AIM OF THE TASK: Quote every line below exactly as it reads.
:: RECORDS FOR THIS TASK ::
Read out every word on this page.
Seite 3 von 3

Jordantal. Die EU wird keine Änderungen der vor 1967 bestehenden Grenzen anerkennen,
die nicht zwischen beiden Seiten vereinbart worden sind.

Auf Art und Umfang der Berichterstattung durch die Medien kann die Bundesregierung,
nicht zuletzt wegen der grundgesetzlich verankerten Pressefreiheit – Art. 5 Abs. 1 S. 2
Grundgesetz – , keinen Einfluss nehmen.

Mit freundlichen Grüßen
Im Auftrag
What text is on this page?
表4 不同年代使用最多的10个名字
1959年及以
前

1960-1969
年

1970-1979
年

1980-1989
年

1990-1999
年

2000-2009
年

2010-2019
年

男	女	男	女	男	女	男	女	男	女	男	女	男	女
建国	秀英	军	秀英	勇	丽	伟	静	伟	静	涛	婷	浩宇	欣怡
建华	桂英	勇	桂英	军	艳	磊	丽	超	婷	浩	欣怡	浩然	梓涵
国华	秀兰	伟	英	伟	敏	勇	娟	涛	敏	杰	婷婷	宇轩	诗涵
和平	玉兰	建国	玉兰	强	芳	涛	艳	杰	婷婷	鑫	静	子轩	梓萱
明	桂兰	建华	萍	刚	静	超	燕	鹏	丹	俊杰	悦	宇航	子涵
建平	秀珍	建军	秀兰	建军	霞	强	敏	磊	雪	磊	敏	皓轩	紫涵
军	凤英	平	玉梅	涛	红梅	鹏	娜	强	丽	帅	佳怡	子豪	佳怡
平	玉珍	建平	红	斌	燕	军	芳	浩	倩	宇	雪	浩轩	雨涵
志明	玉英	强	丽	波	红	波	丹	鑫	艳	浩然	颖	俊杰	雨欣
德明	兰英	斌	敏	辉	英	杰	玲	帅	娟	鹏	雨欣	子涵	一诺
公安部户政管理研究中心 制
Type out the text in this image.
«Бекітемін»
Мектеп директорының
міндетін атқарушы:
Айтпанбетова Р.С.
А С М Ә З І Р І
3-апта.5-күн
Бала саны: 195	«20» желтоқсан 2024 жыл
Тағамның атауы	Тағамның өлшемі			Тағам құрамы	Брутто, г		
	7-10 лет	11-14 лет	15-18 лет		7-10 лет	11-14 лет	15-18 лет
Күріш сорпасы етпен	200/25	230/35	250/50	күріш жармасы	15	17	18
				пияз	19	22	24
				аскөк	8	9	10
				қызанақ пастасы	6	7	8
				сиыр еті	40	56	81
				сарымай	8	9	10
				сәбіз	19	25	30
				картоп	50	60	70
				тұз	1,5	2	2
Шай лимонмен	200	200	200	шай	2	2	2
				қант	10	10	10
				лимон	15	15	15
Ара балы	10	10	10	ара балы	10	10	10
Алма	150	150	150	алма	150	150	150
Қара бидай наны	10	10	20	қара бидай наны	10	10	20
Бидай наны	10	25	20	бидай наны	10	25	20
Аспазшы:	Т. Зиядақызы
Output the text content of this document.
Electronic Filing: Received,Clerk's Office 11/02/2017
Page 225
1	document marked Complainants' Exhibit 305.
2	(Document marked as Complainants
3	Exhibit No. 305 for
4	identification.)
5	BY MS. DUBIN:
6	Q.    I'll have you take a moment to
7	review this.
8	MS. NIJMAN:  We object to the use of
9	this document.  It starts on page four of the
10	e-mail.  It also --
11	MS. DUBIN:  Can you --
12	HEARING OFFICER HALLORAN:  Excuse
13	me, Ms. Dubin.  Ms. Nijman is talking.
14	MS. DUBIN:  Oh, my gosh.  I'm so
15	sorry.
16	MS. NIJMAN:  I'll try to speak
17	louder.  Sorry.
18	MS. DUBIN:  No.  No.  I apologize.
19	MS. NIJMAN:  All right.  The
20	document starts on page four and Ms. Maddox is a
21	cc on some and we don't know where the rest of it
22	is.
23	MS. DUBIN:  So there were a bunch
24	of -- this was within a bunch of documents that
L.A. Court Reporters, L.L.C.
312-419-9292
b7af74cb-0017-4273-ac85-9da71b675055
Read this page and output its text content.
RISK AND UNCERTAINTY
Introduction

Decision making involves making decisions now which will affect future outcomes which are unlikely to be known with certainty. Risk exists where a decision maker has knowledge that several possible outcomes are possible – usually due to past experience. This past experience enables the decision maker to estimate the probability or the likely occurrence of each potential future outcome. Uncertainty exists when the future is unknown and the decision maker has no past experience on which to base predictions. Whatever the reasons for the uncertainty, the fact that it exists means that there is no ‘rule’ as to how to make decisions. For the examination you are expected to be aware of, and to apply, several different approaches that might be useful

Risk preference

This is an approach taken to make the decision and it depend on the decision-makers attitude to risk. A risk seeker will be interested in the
:::
THE COMPLETED TASK:
Read out every word on this page.
Seite 3 von 3

Jordantal. Die EU wird keine Änderungen der vor 1967 bestehenden Grenzen anerkennen,
die nicht zwischen beiden Seiten vereinbart worden sind.

Auf Art und Umfang der Berichterstattung durch die Medien kann die Bundesregierung,
nicht zuletzt wegen der grundgesetzlich verankerten Pressefreiheit – Art. 5 Abs. 1 S. 2
Grundgesetz – , keinen Einfluss nehmen.

Mit freundlichen Grüßen
Im Auftrag
What text is on this page?
表4 不同年代使用最多的10个名字
1959年及以
前

1960-1969
年

1970-1979
年

1980-1989
年

1990-1999
年

2000-2009
年

2010-2019
年

男	女	男	女	男	女	男	女	男	女	男	女	男	女
建国	秀英	军	秀英	勇	丽	伟	静	伟	静	涛	婷	浩宇	欣怡
建华	桂英	勇	桂英	军	艳	磊	丽	超	婷	浩	欣怡	浩然	梓涵
国华	秀兰	伟	英	伟	敏	勇	娟	涛	敏	杰	婷婷	宇轩	诗涵
和平	玉兰	建国	玉兰	强	芳	涛	艳	杰	婷婷	鑫	静	子轩	梓萱
明	桂兰	建华	萍	刚	静	超	燕	鹏	丹	俊杰	悦	宇航	子涵
建平	秀珍	建军	秀兰	建军	霞	强	敏	磊	雪	磊	敏	皓轩	紫涵
军	凤英	平	玉梅	涛	红梅	鹏	娜	强	丽	帅	佳怡	子豪	佳怡
平	玉珍	建平	红	斌	燕	军	芳	浩	倩	宇	雪	浩轩	雨涵
志明	玉英	强	丽	波	红	波	丹	鑫	艳	浩然	颖	俊杰	雨欣
德明	兰英	斌	敏	辉	英	杰	玲	帅	娟	鹏	雨欣	子涵	一诺
公安部户政管理研究中心 制
Type out the text in this image.
«Бекітемін»
Мектеп директорының
міндетін атқарушы:
Айтпанбетова Р.С.
А С М Ә З І Р І
3-апта.5-күн
Бала саны: 195	«20» желтоқсан 2024 жыл
Тағамның атауы	Тағамның өлшемі			Тағам құрамы	Брутто, г		
	7-10 лет	11-14 лет	15-18 лет		7-10 лет	11-14 лет	15-18 лет
Күріш сорпасы етпен	200/25	230/35	250/50	күріш жармасы	15	17	18
				пияз	19	22	24
				аскөк	8	9	10
				қызанақ пастасы	6	7	8
				сиыр еті	40	56	81
				сарымай	8	9	10
				сәбіз	19	25	30
				картоп	50	60	70
				тұз	1,5	2	2
Шай лимонмен	200	200	200	шай	2	2	2
				қант	10	10	10
				лимон	15	15	15
Ара балы	10	10	10	ара балы	10	10	10
Алма	150	150	150	алма	150	150	150
Қара бидай наны	10	10	20	қара бидай наны	10	10	20
Бидай наны	10	25	20	бидай наны	10	25	20
Аспазшы:	Т. Зиядақызы
Output the text content of this document.
Electronic Filing: Received,Clerk's Office 11/02/2017
Page 225
1	document marked Complainants' Exhibit 305.
2	(Document marked as Complainants
3	Exhibit No. 305 for
4	identification.)
5	BY MS. DUBIN:
6	Q.    I'll have you take a moment to
7	review this.
8	MS. NIJMAN:  We object to the use of
9	this document.  It starts on page four of the
10	e-mail.  It also --
11	MS. DUBIN:  Can you --
12	HEARING OFFICER HALLORAN:  Excuse
13	me, Ms. Dubin.  Ms. Nijman is talking.
14	MS. DUBIN:  Oh, my gosh.  I'm so
15	sorry.
16	MS. NIJMAN:  I'll try to speak
17	louder.  Sorry.
18	MS. DUBIN:  No.  No.  I apologize.
19	MS. NIJMAN:  All right.  The
20	document starts on page four and Ms. Maddox is a
21	cc on some and we don't know where the rest of it
22	is.
23	MS. DUBIN:  So there were a bunch
24	of -- this was within a bunch of documents that
L.A. Court Reporters, L.L.C.
312-419-9292
b7af74cb-0017-4273-ac85-9da71b675055
Read this page and output its text content.
RISK AND UNCERTAINTY
Introduction

Decision making involves making decisions now which will affect future outcomes which are unlikely to be known with certainty. Risk exists where a decision maker has knowledge that several possible outcomes are possible – usually due to past experience. This past experience enables the decision maker to estimate the probability or the likely occurrence of each potential future outcome. Uncertainty exists when the future is unknown and the decision maker has no past experience on which to base predictions. Whatever the reasons for the uncertainty, the fact that it exists means that there is no ‘rule’ as to how to make decisions. For the examination you are expected to be aware of, and to apply, several different approaches that might be useful

Risk preference

This is an approach taken to make the decision and it depend on the decision-makers attitude to risk. A risk seeker will be interested in the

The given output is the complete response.